▸ WORK INSTRUCTION: Transcribe the whole listing below. Pictures do not go in the copy.

▸ DATA EXCERPTS:
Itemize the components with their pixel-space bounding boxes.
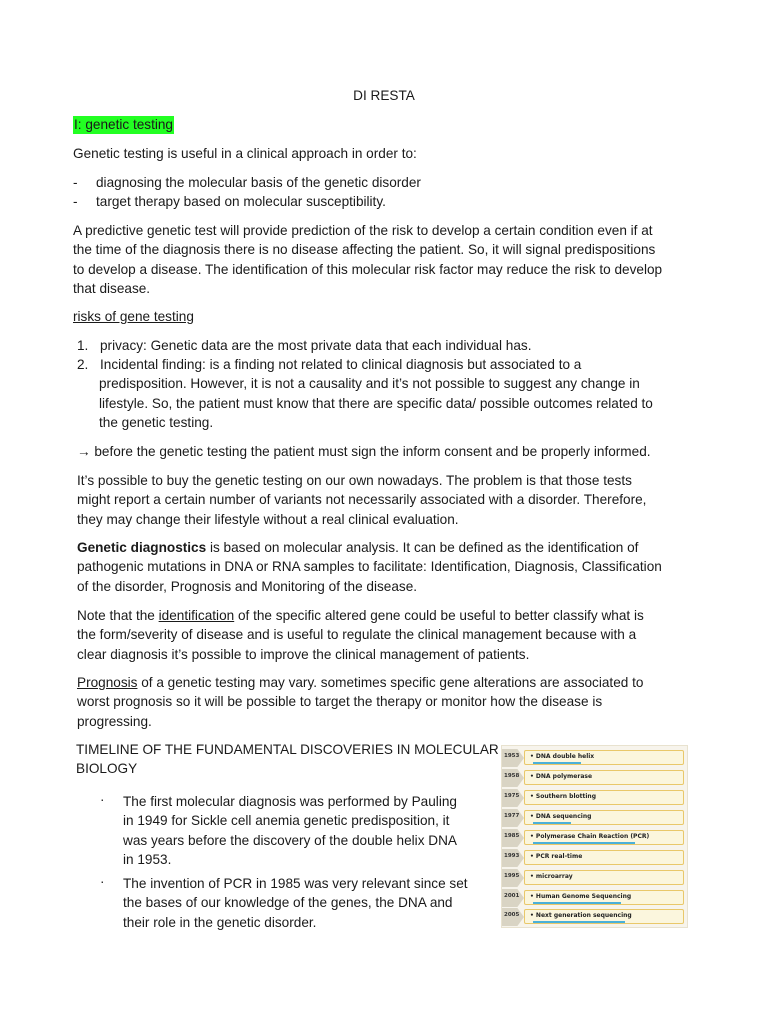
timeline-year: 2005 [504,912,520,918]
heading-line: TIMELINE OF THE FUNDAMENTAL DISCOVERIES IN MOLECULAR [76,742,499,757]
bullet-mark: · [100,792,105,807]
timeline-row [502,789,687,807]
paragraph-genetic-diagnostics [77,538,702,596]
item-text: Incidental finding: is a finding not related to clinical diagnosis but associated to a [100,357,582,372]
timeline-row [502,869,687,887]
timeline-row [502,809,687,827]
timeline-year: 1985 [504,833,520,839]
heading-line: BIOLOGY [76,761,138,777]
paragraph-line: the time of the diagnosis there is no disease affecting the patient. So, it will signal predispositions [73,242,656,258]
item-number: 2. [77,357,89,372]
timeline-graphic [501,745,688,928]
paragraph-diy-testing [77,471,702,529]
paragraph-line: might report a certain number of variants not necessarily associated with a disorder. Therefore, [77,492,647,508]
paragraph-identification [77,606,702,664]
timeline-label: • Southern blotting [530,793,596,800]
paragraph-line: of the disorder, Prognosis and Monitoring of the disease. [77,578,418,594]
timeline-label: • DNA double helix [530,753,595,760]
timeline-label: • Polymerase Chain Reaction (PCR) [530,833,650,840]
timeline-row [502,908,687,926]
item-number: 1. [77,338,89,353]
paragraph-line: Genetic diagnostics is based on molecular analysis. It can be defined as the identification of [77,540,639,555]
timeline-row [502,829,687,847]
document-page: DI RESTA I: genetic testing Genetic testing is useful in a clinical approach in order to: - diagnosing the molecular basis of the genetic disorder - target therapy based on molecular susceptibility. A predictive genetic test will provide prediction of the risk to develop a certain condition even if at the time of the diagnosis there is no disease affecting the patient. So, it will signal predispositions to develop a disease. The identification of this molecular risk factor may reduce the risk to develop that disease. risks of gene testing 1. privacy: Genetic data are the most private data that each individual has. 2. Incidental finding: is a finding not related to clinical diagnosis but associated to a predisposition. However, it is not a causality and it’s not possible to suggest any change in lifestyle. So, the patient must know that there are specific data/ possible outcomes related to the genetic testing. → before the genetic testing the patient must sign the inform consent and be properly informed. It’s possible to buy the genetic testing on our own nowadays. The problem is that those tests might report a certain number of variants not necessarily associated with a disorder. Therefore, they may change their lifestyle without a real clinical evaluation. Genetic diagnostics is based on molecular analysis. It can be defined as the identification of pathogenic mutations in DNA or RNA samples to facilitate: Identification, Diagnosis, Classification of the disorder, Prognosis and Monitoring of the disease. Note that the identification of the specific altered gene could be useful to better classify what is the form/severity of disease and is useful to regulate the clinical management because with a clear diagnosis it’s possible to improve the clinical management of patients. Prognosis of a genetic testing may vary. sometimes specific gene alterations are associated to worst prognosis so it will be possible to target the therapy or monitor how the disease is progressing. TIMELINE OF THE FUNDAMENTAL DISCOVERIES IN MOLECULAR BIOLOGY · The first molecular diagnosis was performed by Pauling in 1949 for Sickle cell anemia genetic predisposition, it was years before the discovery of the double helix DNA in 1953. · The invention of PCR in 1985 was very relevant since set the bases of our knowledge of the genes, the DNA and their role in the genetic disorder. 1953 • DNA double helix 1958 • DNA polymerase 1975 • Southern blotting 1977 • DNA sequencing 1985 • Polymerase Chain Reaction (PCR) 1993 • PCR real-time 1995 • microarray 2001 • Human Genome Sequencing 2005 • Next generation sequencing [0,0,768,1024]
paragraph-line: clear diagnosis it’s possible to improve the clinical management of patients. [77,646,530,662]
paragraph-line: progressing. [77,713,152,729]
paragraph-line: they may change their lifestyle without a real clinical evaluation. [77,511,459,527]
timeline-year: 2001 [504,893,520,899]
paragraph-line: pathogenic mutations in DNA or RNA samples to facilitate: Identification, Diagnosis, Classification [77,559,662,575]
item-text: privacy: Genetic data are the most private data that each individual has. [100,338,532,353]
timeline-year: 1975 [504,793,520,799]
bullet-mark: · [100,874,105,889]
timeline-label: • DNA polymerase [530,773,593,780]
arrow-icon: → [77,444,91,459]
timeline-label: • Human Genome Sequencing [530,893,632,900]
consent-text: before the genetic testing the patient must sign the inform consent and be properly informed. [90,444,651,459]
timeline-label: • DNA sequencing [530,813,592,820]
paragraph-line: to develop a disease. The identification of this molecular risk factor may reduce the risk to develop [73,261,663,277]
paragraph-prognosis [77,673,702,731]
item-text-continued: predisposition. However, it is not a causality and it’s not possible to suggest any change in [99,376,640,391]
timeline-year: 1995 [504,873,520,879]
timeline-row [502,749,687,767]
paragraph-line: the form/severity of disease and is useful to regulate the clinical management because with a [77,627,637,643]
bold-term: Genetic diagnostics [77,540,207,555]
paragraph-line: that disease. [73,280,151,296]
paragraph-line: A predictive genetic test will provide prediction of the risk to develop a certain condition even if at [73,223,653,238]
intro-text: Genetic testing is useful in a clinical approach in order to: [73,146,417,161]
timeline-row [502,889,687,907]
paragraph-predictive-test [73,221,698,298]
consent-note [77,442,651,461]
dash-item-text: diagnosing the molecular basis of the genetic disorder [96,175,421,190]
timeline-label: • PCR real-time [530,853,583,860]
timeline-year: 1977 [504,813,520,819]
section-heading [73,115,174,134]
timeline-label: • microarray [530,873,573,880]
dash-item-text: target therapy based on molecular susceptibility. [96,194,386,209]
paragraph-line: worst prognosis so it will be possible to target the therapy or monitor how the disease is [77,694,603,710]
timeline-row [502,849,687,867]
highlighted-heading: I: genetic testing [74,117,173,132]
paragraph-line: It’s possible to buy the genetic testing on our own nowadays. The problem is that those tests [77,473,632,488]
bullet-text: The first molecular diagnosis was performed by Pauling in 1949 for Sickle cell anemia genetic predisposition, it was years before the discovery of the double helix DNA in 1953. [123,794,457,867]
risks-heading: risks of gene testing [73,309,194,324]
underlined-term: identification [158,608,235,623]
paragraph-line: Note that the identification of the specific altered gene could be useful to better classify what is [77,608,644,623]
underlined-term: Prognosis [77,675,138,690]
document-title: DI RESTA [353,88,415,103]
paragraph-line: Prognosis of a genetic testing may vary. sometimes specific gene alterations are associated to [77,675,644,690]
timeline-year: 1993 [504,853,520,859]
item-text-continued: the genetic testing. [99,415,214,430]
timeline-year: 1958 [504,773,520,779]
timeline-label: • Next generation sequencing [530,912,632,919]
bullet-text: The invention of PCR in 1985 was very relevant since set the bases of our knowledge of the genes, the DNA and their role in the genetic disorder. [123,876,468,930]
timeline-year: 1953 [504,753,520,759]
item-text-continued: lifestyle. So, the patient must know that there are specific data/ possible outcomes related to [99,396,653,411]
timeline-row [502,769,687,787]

▸ TASK OUTPUT:
Itemize the components with their pixel-space bounding boxes.
timeline-year: 2005 [504,912,520,918]
heading-line: TIMELINE OF THE FUNDAMENTAL DISCOVERIES IN MOLECULAR [76,742,499,757]
bullet-mark: · [100,792,105,807]
timeline-row [502,789,687,807]
paragraph-genetic-diagnostics [77,538,702,596]
item-text: Incidental finding: is a finding not related to clinical diagnosis but associated to a [100,357,582,372]
timeline-row [502,869,687,887]
timeline-row [502,809,687,827]
timeline-year: 1985 [504,833,520,839]
heading-line: BIOLOGY [76,761,138,777]
paragraph-line: the time of the diagnosis there is no disease affecting the patient. So, it will signal predispositions [73,242,656,258]
item-number: 2. [77,357,89,372]
timeline-graphic [501,745,688,928]
paragraph-diy-testing [77,471,702,529]
paragraph-line: might report a certain number of variants not necessarily associated with a disorder. Therefore, [77,492,647,508]
paragraph-identification [77,606,702,664]
timeline-label: • Southern blotting [530,793,596,800]
paragraph-line: of the disorder, Prognosis and Monitoring of the disease. [77,578,418,594]
timeline-label: • DNA double helix [530,753,595,760]
timeline-label: • Polymerase Chain Reaction (PCR) [530,833,650,840]
timeline-row [502,908,687,926]
item-number: 1. [77,338,89,353]
paragraph-line: Genetic diagnostics is based on molecular analysis. It can be defined as the identification of [77,540,639,555]
timeline-row [502,829,687,847]
document-page: DI RESTA I: genetic testing Genetic testing is useful in a clinical approach in order to: - diagnosing the molecular basis of the genetic disorder - target therapy based on molecular susceptibility. A predictive genetic test will provide prediction of the risk to develop a certain condition even if at the time of the diagnosis there is no disease affecting the patient. So, it will signal predispositions to develop a disease. The identification of this molecular risk factor may reduce the risk to develop that disease. risks of gene testing 1. privacy: Genetic data are the most private data that each individual has. 2. Incidental finding: is a finding not related to clinical diagnosis but associated to a predisposition. However, it is not a causality and it’s not possible to suggest any change in lifestyle. So, the patient must know that there are specific data/ possible outcomes related to the genetic testing. → before the genetic testing the patient must sign the inform consent and be properly informed. It’s possible to buy the genetic testing on our own nowadays. The problem is that those tests might report a certain number of variants not necessarily associated with a disorder. Therefore, they may change their lifestyle without a real clinical evaluation. Genetic diagnostics is based on molecular analysis. It can be defined as the identification of pathogenic mutations in DNA or RNA samples to facilitate: Identification, Diagnosis, Classification of the disorder, Prognosis and Monitoring of the disease. Note that the identification of the specific altered gene could be useful to better classify what is the form/severity of disease and is useful to regulate the clinical management because with a clear diagnosis it’s possible to improve the clinical management of patients. Prognosis of a genetic testing may vary. sometimes specific gene alterations are associated to worst prognosis so it will be possible to target the therapy or monitor how the disease is progressing. TIMELINE OF THE FUNDAMENTAL DISCOVERIES IN MOLECULAR BIOLOGY · The first molecular diagnosis was performed by Pauling in 1949 for Sickle cell anemia genetic predisposition, it was years before the discovery of the double helix DNA in 1953. · The invention of PCR in 1985 was very relevant since set the bases of our knowledge of the genes, the DNA and their role in the genetic disorder. 1953 • DNA double helix 1958 • DNA polymerase 1975 • Southern blotting 1977 • DNA sequencing 1985 • Polymerase Chain Reaction (PCR) 1993 • PCR real-time 1995 • microarray 2001 • Human Genome Sequencing 2005 • Next generation sequencing [0,0,768,1024]
paragraph-line: clear diagnosis it’s possible to improve the clinical management of patients. [77,646,530,662]
paragraph-line: progressing. [77,713,152,729]
paragraph-line: they may change their lifestyle without a real clinical evaluation. [77,511,459,527]
timeline-year: 2001 [504,893,520,899]
paragraph-line: pathogenic mutations in DNA or RNA samples to facilitate: Identification, Diagnosis, Classification [77,559,662,575]
item-text: privacy: Genetic data are the most private data that each individual has. [100,338,532,353]
timeline-year: 1975 [504,793,520,799]
bullet-mark: · [100,874,105,889]
timeline-label: • DNA polymerase [530,773,593,780]
arrow-icon: → [77,444,91,459]
timeline-label: • Human Genome Sequencing [530,893,632,900]
consent-text: before the genetic testing the patient must sign the inform consent and be properly informed. [90,444,651,459]
timeline-label: • DNA sequencing [530,813,592,820]
paragraph-line: to develop a disease. The identification of this molecular risk factor may reduce the risk to develop [73,261,663,277]
paragraph-prognosis [77,673,702,731]
item-text-continued: predisposition. However, it is not a causality and it’s not possible to suggest any change in [99,376,640,391]
timeline-year: 1995 [504,873,520,879]
timeline-row [502,749,687,767]
paragraph-line: the form/severity of disease and is useful to regulate the clinical management because with a [77,627,637,643]
bold-term: Genetic diagnostics [77,540,207,555]
paragraph-line: that disease. [73,280,151,296]
paragraph-line: A predictive genetic test will provide prediction of the risk to develop a certain condition even if at [73,223,653,238]
intro-text: Genetic testing is useful in a clinical approach in order to: [73,146,417,161]
timeline-row [502,889,687,907]
paragraph-predictive-test [73,221,698,298]
consent-note [77,442,651,461]
dash-item-text: diagnosing the molecular basis of the genetic disorder [96,175,421,190]
timeline-label: • PCR real-time [530,853,583,860]
timeline-year: 1977 [504,813,520,819]
section-heading [73,115,174,134]
timeline-label: • microarray [530,873,573,880]
dash-item-text: target therapy based on molecular susceptibility. [96,194,386,209]
paragraph-line: worst prognosis so it will be possible to target the therapy or monitor how the disease is [77,694,603,710]
timeline-row [502,849,687,867]
highlighted-heading: I: genetic testing [74,117,173,132]
paragraph-line: It’s possible to buy the genetic testing on our own nowadays. The problem is that those tests [77,473,632,488]
bullet-text: The first molecular diagnosis was performed by Pauling in 1949 for Sickle cell anemia genetic predisposition, it was years before the discovery of the double helix DNA in 1953. [123,794,457,867]
risks-heading: risks of gene testing [73,309,194,324]
underlined-term: identification [158,608,235,623]
paragraph-line: Note that the identification of the specific altered gene could be useful to better classify what is [77,608,644,623]
underlined-term: Prognosis [77,675,138,690]
document-title: DI RESTA [353,88,415,103]
paragraph-line: Prognosis of a genetic testing may vary. sometimes specific gene alterations are associated to [77,675,644,690]
timeline-year: 1993 [504,853,520,859]
item-text-continued: the genetic testing. [99,415,214,430]
timeline-year: 1958 [504,773,520,779]
timeline-label: • Next generation sequencing [530,912,632,919]
bullet-text: The invention of PCR in 1985 was very relevant since set the bases of our knowledge of the genes, the DNA and their role in the genetic disorder. [123,876,468,930]
timeline-year: 1953 [504,753,520,759]
item-text-continued: lifestyle. So, the patient must know that there are specific data/ possible outcomes related to [99,396,653,411]
timeline-row [502,769,687,787]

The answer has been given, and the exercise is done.